** Start Source material **

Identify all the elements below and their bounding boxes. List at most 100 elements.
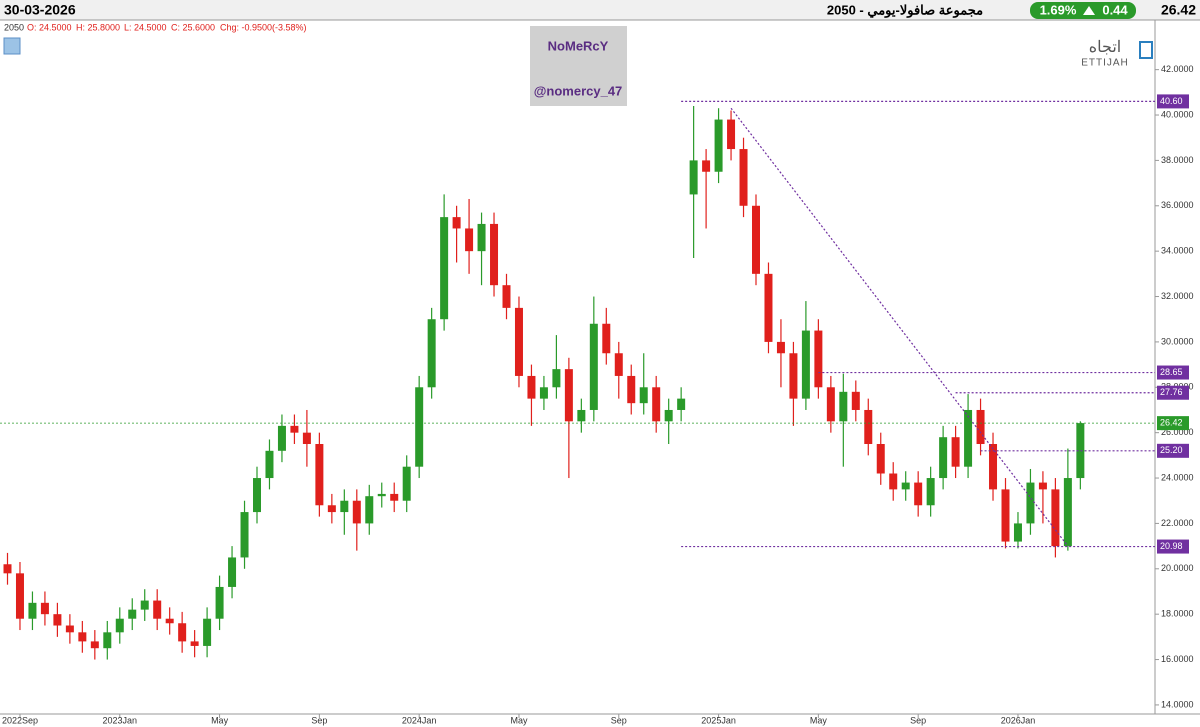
- title: مجموعة صافولا-يومي - 2050: [827, 2, 983, 18]
- x-tick-label: 2025Jan: [701, 715, 736, 725]
- info-low: L: 24.5000: [124, 22, 167, 32]
- icon[interactable]: [3, 37, 21, 55]
- candle-body: [377, 493, 386, 497]
- candle-body: [502, 285, 511, 308]
- candle-body: [864, 409, 873, 445]
- candle-body: [290, 425, 299, 433]
- x-tick-label: Sep: [611, 715, 627, 725]
- x-tick-label: 2024Jan: [402, 715, 437, 725]
- candle-body: [776, 341, 785, 354]
- candle-body: [677, 398, 686, 410]
- candle-body: [577, 409, 586, 422]
- candle-body: [190, 641, 199, 646]
- top-bar: [0, 0, 1200, 20]
- candle-body: [964, 409, 973, 467]
- candle-body: [365, 496, 374, 524]
- y-tick-label: 42.0000: [1161, 64, 1194, 74]
- candle-body: [689, 160, 698, 195]
- candle-body: [315, 444, 324, 506]
- candle-body: [926, 478, 935, 506]
- candle-body: [265, 450, 274, 479]
- y-tick-label: 38.0000: [1161, 155, 1194, 165]
- logo-arabic: اتجاه: [1089, 39, 1121, 56]
- x-tick-label: 2026Jan: [1001, 715, 1036, 725]
- candle-body: [527, 375, 536, 399]
- level-box: [1157, 539, 1189, 554]
- y-tick-label: 30.0000: [1161, 336, 1194, 346]
- y-tick-label: 18.0000: [1161, 609, 1194, 619]
- watermark-handle: @nomercy_47: [534, 83, 623, 98]
- candle-body: [539, 387, 548, 399]
- y-tick-label: 40.0000: [1161, 109, 1194, 119]
- candle-body: [889, 473, 898, 490]
- candle-body: [702, 160, 711, 172]
- candle-body: [989, 444, 998, 490]
- candle-body: [1026, 482, 1035, 524]
- candle-body: [340, 500, 349, 513]
- candle-body: [1038, 482, 1047, 490]
- info-symbol: 2050: [4, 22, 24, 32]
- info-line: 2050 O: 24.5000 H: 25.8000 L: 24.5000 C:…: [4, 22, 307, 32]
- candle-body: [153, 600, 162, 619]
- y-tick-label: 26.0000: [1161, 427, 1194, 437]
- candle-body: [90, 641, 99, 649]
- level-box: [1157, 443, 1189, 458]
- x-tick-label: May: [211, 715, 229, 725]
- info-open: O: 24.5000: [27, 22, 72, 32]
- candle-body: [901, 482, 910, 490]
- last-price-label: 26.42: [1160, 418, 1183, 428]
- change-badge: [1030, 2, 1136, 19]
- candle-body: [1063, 478, 1072, 547]
- candle-body: [564, 369, 573, 422]
- candle-body: [664, 409, 673, 422]
- candle-body: [440, 217, 449, 320]
- candle-body: [826, 387, 835, 422]
- y-tick-label: 22.0000: [1161, 518, 1194, 528]
- candle-body: [939, 437, 948, 479]
- level-label: 27.76: [1160, 387, 1183, 397]
- watermark-box: [530, 26, 627, 106]
- x-tick-label: 2022Sep: [2, 715, 38, 725]
- candle-body: [589, 323, 598, 410]
- candle-body: [1051, 489, 1060, 547]
- info-high: H: 25.8000: [76, 22, 120, 32]
- candle-body: [714, 119, 723, 172]
- watermark-name: NoMeRcY: [548, 38, 609, 53]
- candle-body: [652, 387, 661, 422]
- candle-body: [914, 482, 923, 506]
- change: 0.44: [1102, 2, 1128, 17]
- candle-body: [53, 614, 62, 626]
- candle-body: [178, 623, 187, 642]
- trendline: [730, 107, 1069, 547]
- change-pct: 1.69%: [1040, 2, 1077, 17]
- x-tick-label: May: [510, 715, 528, 725]
- y-tick-label: 16.0000: [1161, 654, 1194, 664]
- candle-body: [752, 205, 760, 274]
- candle-body: [627, 375, 636, 404]
- candle-body: [115, 618, 124, 633]
- y-tick-label: 24.0000: [1161, 472, 1194, 482]
- candle-body: [427, 319, 436, 388]
- candle-body: [140, 600, 149, 610]
- level-label: 20.98: [1160, 541, 1183, 551]
- candle-body: [614, 353, 623, 376]
- candle-body: [240, 512, 249, 558]
- logo-latin: ETTIJAH: [1081, 58, 1129, 69]
- candle-body: [639, 387, 648, 404]
- candle-body: [415, 387, 424, 467]
- candle-body: [65, 625, 74, 633]
- x-tick-label: Sep: [910, 715, 926, 725]
- candle-body: [951, 437, 960, 467]
- candle-body: [40, 602, 49, 615]
- candle-body: [402, 466, 411, 501]
- candle-body: [1013, 523, 1022, 542]
- level-box: [1157, 94, 1189, 109]
- x-tick-label: May: [810, 715, 828, 725]
- candle-body: [203, 618, 212, 646]
- candle-body: [215, 586, 224, 619]
- candle-body: [352, 500, 361, 524]
- candle-body: [839, 391, 848, 422]
- logo-mark: [1139, 41, 1153, 59]
- info-close: C: 25.6000: [171, 22, 215, 32]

** End Source material **

**Exercise objective:**
Extract every line of the material above without changing any of it, and leave the pictures out.

**Result of the task:**
Identify all the elements below and their bounding boxes. List at most 100 elements.
- title: مجموعة صافولا-يومي - 2050: [827, 2, 983, 18]
- x-tick-label: 2025Jan: [701, 715, 736, 725]
- info-low: L: 24.5000: [124, 22, 167, 32]
- icon[interactable]: [3, 37, 21, 55]
- candle-body: [377, 493, 386, 497]
- candle-body: [502, 285, 511, 308]
- candle-body: [864, 409, 873, 445]
- candle-body: [290, 425, 299, 433]
- x-tick-label: Sep: [611, 715, 627, 725]
- x-tick-label: 2024Jan: [402, 715, 437, 725]
- candle-body: [776, 341, 785, 354]
- candle-body: [677, 398, 686, 410]
- candle-body: [577, 409, 586, 422]
- candle-body: [190, 641, 199, 646]
- top-bar: [0, 0, 1200, 20]
- candle-body: [964, 409, 973, 467]
- candle-body: [365, 496, 374, 524]
- y-tick-label: 42.0000: [1161, 64, 1194, 74]
- candle-body: [689, 160, 698, 195]
- candle-body: [315, 444, 324, 506]
- candle-body: [926, 478, 935, 506]
- candle-body: [265, 450, 274, 479]
- y-tick-label: 38.0000: [1161, 155, 1194, 165]
- logo-arabic: اتجاه: [1089, 39, 1121, 56]
- x-tick-label: 2026Jan: [1001, 715, 1036, 725]
- candle-body: [527, 375, 536, 399]
- level-box: [1157, 539, 1189, 554]
- y-tick-label: 30.0000: [1161, 336, 1194, 346]
- y-tick-label: 18.0000: [1161, 609, 1194, 619]
- watermark-handle: @nomercy_47: [534, 83, 623, 98]
- candle-body: [539, 387, 548, 399]
- y-tick-label: 40.0000: [1161, 109, 1194, 119]
- candle-body: [889, 473, 898, 490]
- candle-body: [702, 160, 711, 172]
- candle-body: [989, 444, 998, 490]
- candle-body: [1026, 482, 1035, 524]
- candle-body: [340, 500, 349, 513]
- candle-body: [1038, 482, 1047, 490]
- info-symbol: 2050: [4, 22, 24, 32]
- info-line: 2050 O: 24.5000 H: 25.8000 L: 24.5000 C:…: [4, 22, 307, 32]
- candle-body: [153, 600, 162, 619]
- y-tick-label: 26.0000: [1161, 427, 1194, 437]
- candle-body: [90, 641, 99, 649]
- level-box: [1157, 443, 1189, 458]
- x-tick-label: May: [211, 715, 229, 725]
- info-open: O: 24.5000: [27, 22, 72, 32]
- candle-body: [901, 482, 910, 490]
- last-price-label: 26.42: [1160, 418, 1183, 428]
- change-badge: [1030, 2, 1136, 19]
- candle-body: [1063, 478, 1072, 547]
- candle-body: [564, 369, 573, 422]
- candle-body: [664, 409, 673, 422]
- candle-body: [440, 217, 449, 320]
- candle-body: [826, 387, 835, 422]
- y-tick-label: 22.0000: [1161, 518, 1194, 528]
- candle-body: [939, 437, 948, 479]
- level-label: 27.76: [1160, 387, 1183, 397]
- watermark-box: [530, 26, 627, 106]
- x-tick-label: 2022Sep: [2, 715, 38, 725]
- candle-body: [589, 323, 598, 410]
- candle-body: [1051, 489, 1060, 547]
- info-high: H: 25.8000: [76, 22, 120, 32]
- candle-body: [714, 119, 723, 172]
- watermark-name: NoMeRcY: [548, 38, 609, 53]
- candle-body: [652, 387, 661, 422]
- candle-body: [914, 482, 923, 506]
- change: 0.44: [1102, 2, 1128, 17]
- candle-body: [53, 614, 62, 626]
- candle-body: [178, 623, 187, 642]
- trendline: [730, 107, 1069, 547]
- change-pct: 1.69%: [1040, 2, 1077, 17]
- x-tick-label: May: [510, 715, 528, 725]
- y-tick-label: 16.0000: [1161, 654, 1194, 664]
- candle-body: [752, 205, 760, 274]
- candle-body: [627, 375, 636, 404]
- candle-body: [115, 618, 124, 633]
- y-tick-label: 24.0000: [1161, 472, 1194, 482]
- candle-body: [427, 319, 436, 388]
- candle-body: [140, 600, 149, 610]
- level-label: 20.98: [1160, 541, 1183, 551]
- candle-body: [614, 353, 623, 376]
- candle-body: [240, 512, 249, 558]
- logo-latin: ETTIJAH: [1081, 58, 1129, 69]
- candle-body: [639, 387, 648, 404]
- candle-body: [415, 387, 424, 467]
- candle-body: [65, 625, 74, 633]
- x-tick-label: Sep: [910, 715, 926, 725]
- candle-body: [951, 437, 960, 467]
- candle-body: [40, 602, 49, 615]
- candle-body: [402, 466, 411, 501]
- candle-body: [1013, 523, 1022, 542]
- level-box: [1157, 94, 1189, 109]
- x-tick-label: May: [810, 715, 828, 725]
- candle-body: [203, 618, 212, 646]
- candle-body: [215, 586, 224, 619]
- candle-body: [352, 500, 361, 524]
- candle-body: [839, 391, 848, 422]
- logo-mark: [1139, 41, 1153, 59]
- info-close: C: 25.6000: [171, 22, 215, 32]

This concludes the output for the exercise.